Reading down the listing below, count the lines where the word "Build" shows up, then give only that count.
--- BEGIN Dataset rows ---
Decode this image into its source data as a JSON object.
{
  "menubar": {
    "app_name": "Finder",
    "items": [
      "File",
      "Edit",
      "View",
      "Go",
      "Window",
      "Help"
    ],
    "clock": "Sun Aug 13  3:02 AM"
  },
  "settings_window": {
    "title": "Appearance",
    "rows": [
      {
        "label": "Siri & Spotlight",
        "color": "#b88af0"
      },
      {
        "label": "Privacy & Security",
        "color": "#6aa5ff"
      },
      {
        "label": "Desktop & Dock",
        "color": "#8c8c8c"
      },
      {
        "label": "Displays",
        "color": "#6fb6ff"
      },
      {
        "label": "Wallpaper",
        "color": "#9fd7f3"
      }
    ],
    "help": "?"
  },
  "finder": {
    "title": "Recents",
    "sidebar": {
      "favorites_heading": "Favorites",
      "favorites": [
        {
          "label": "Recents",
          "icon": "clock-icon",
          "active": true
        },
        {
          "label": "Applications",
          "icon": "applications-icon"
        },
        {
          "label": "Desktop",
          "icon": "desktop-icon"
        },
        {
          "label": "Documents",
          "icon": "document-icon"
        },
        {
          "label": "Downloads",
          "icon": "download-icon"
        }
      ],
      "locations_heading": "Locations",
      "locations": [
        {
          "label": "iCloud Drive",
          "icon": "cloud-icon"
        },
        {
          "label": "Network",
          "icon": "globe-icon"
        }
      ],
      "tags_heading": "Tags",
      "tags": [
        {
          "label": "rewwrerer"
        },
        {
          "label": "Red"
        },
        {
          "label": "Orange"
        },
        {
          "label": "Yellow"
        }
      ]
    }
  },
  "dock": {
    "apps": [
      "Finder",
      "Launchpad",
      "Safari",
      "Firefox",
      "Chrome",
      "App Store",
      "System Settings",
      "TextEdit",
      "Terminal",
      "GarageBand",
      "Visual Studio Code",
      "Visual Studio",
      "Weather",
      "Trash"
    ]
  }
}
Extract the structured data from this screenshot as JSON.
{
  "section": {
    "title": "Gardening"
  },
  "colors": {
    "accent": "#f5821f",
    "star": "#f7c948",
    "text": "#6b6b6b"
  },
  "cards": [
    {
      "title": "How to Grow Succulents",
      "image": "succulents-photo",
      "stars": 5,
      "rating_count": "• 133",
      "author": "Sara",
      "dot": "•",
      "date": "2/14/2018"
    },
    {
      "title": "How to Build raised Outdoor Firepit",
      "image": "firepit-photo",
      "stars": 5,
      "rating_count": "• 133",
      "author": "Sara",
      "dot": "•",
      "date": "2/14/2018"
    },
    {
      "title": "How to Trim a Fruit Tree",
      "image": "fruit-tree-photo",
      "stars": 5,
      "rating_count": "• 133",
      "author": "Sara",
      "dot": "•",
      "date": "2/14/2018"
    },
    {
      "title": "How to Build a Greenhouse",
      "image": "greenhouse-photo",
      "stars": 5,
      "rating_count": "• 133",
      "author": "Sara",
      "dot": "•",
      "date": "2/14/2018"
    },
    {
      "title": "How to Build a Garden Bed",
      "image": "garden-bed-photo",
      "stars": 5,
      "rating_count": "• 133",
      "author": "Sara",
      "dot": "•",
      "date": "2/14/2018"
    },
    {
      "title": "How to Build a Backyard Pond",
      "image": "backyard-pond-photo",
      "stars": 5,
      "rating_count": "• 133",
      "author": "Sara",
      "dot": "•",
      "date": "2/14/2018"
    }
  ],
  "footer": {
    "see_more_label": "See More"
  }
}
--- END Dataset rows ---
Result of this task =
4